++++ Data section

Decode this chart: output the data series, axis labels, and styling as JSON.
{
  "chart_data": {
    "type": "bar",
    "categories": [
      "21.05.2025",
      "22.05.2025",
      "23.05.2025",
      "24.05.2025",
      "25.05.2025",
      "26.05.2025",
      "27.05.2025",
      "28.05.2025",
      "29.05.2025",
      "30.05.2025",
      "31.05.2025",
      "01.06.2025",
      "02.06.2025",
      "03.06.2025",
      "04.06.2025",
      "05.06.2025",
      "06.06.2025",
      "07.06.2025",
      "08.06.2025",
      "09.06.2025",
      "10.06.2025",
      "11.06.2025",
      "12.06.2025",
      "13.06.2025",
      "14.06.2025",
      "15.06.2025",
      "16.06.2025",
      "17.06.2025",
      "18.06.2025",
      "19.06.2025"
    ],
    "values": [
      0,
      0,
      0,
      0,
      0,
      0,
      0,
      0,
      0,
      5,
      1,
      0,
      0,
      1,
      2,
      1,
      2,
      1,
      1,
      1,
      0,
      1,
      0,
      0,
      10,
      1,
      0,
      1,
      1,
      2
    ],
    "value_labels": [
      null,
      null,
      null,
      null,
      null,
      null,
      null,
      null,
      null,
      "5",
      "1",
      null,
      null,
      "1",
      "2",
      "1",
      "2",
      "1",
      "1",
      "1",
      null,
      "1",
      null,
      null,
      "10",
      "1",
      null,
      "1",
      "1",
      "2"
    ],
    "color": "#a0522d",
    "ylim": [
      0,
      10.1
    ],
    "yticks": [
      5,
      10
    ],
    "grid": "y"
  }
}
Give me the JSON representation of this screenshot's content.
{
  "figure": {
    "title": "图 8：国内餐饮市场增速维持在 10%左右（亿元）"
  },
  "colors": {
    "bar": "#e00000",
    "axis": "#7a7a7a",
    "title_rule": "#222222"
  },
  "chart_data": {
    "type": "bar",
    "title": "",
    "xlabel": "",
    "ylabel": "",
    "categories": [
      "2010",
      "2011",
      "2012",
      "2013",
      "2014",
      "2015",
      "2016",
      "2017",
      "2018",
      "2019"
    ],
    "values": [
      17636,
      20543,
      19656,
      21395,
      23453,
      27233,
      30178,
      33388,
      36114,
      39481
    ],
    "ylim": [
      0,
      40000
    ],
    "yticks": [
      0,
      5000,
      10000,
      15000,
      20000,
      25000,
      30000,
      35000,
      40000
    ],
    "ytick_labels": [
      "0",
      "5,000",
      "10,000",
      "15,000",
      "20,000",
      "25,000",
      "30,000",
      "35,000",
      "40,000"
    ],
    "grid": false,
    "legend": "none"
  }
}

++++++++

Task requirements:
Exactly reproduce the lines beginning with the one that contains "Give me the" and ending with the last line of the material, both included. Leave out everything else.

Worked answer:
Give me the JSON representation of this screenshot's content.
{
  "figure": {
    "title": "图 8：国内餐饮市场增速维持在 10%左右（亿元）"
  },
  "colors": {
    "bar": "#e00000",
    "axis": "#7a7a7a",
    "title_rule": "#222222"
  },
  "chart_data": {
    "type": "bar",
    "title": "",
    "xlabel": "",
    "ylabel": "",
    "categories": [
      "2010",
      "2011",
      "2012",
      "2013",
      "2014",
      "2015",
      "2016",
      "2017",
      "2018",
      "2019"
    ],
    "values": [
      17636,
      20543,
      19656,
      21395,
      23453,
      27233,
      30178,
      33388,
      36114,
      39481
    ],
    "ylim": [
      0,
      40000
    ],
    "yticks": [
      0,
      5000,
      10000,
      15000,
      20000,
      25000,
      30000,
      35000,
      40000
    ],
    "ytick_labels": [
      "0",
      "5,000",
      "10,000",
      "15,000",
      "20,000",
      "25,000",
      "30,000",
      "35,000",
      "40,000"
    ],
    "grid": false,
    "legend": "none"
  }
}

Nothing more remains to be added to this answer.